DATASET EXTRACT:
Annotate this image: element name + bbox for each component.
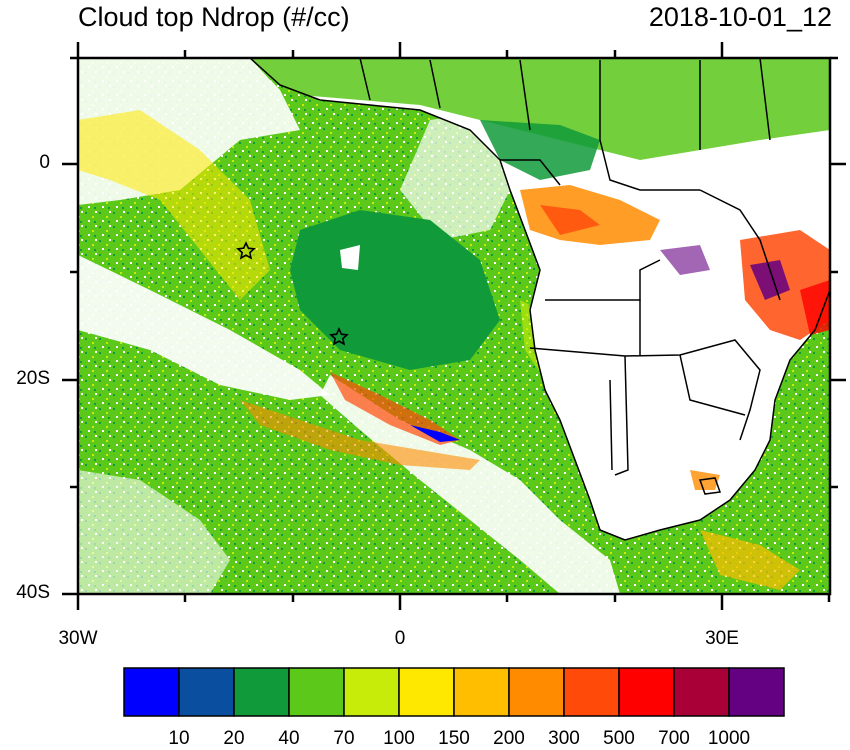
colorbar-swatch	[343, 667, 400, 717]
colorbar-label: 100	[383, 728, 415, 749]
colorbar-label: 150	[438, 728, 470, 749]
map-field	[78, 58, 830, 594]
colorbar-label: 10	[168, 728, 190, 749]
lat-label-20s: 20S	[16, 368, 50, 389]
colorbar-swatch	[618, 667, 675, 717]
colorbar-swatch	[288, 667, 345, 717]
colorbar-swatch	[123, 667, 180, 717]
lon-label-30e: 30E	[705, 628, 739, 649]
colorbar-label: 40	[278, 728, 300, 749]
map-datetime: 2018-10-01_12	[648, 2, 832, 32]
colorbar	[123, 667, 785, 717]
star-marker-1	[236, 241, 256, 260]
lon-label-0: 0	[394, 628, 406, 649]
plot-frame	[76, 56, 832, 596]
axis-ticks	[62, 42, 846, 610]
colorbar-label: 500	[603, 728, 635, 749]
colorbar-label: 1000	[707, 728, 751, 749]
colorbar-swatch	[673, 667, 730, 717]
country-borders	[249, 58, 830, 541]
colorbar-label: 700	[658, 728, 690, 749]
lat-label-0: 0	[39, 152, 50, 173]
colorbar-label: 300	[548, 728, 580, 749]
star-markers	[236, 241, 349, 346]
colorbar-swatch	[563, 667, 620, 717]
lon-label-30w: 30W	[58, 628, 98, 649]
colorbar-swatch	[508, 667, 565, 717]
star-marker-2	[329, 327, 349, 346]
colorbar-swatch	[178, 667, 235, 717]
lat-label-40s: 40S	[16, 582, 50, 603]
colorbar-label: 200	[493, 728, 525, 749]
colorbar-swatch	[398, 667, 455, 717]
colorbar-label: 70	[333, 728, 355, 749]
map-title: Cloud top Ndrop (#/cc)	[78, 2, 350, 32]
colorbar-label: 20	[223, 728, 245, 749]
colorbar-swatch	[233, 667, 290, 717]
colorbar-swatch	[453, 667, 510, 717]
colorbar-swatch	[728, 667, 785, 717]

SET EXERCISE:
Please rewrite all the items above with "colorbar-swatch" renamed to "legend-swatch" and nothing else changed, leaving out the pictures.

SOLUTION FOR THIS TASK:
Annotate this image: element name + bbox for each component.
legend-swatch	[343, 667, 400, 717]
colorbar-label: 100	[383, 728, 415, 749]
colorbar-label: 150	[438, 728, 470, 749]
map-field	[78, 58, 830, 594]
colorbar-label: 10	[168, 728, 190, 749]
lat-label-20s: 20S	[16, 368, 50, 389]
legend-swatch	[618, 667, 675, 717]
legend-swatch	[288, 667, 345, 717]
legend-swatch	[123, 667, 180, 717]
lon-label-30e: 30E	[705, 628, 739, 649]
colorbar-label: 40	[278, 728, 300, 749]
map-datetime: 2018-10-01_12	[648, 2, 832, 32]
colorbar	[123, 667, 785, 717]
star-marker-1	[236, 241, 256, 260]
lon-label-0: 0	[394, 628, 406, 649]
plot-frame	[76, 56, 832, 596]
axis-ticks	[62, 42, 846, 610]
colorbar-label: 500	[603, 728, 635, 749]
colorbar-label: 1000	[707, 728, 751, 749]
legend-swatch	[673, 667, 730, 717]
country-borders	[249, 58, 830, 541]
colorbar-label: 700	[658, 728, 690, 749]
lat-label-0: 0	[39, 152, 50, 173]
colorbar-label: 300	[548, 728, 580, 749]
star-markers	[236, 241, 349, 346]
legend-swatch	[563, 667, 620, 717]
lon-label-30w: 30W	[58, 628, 98, 649]
legend-swatch	[508, 667, 565, 717]
star-marker-2	[329, 327, 349, 346]
legend-swatch	[178, 667, 235, 717]
lat-label-40s: 40S	[16, 582, 50, 603]
colorbar-label: 200	[493, 728, 525, 749]
legend-swatch	[398, 667, 455, 717]
colorbar-label: 70	[333, 728, 355, 749]
map-title: Cloud top Ndrop (#/cc)	[78, 2, 350, 32]
colorbar-label: 20	[223, 728, 245, 749]
legend-swatch	[233, 667, 290, 717]
legend-swatch	[453, 667, 510, 717]
legend-swatch	[728, 667, 785, 717]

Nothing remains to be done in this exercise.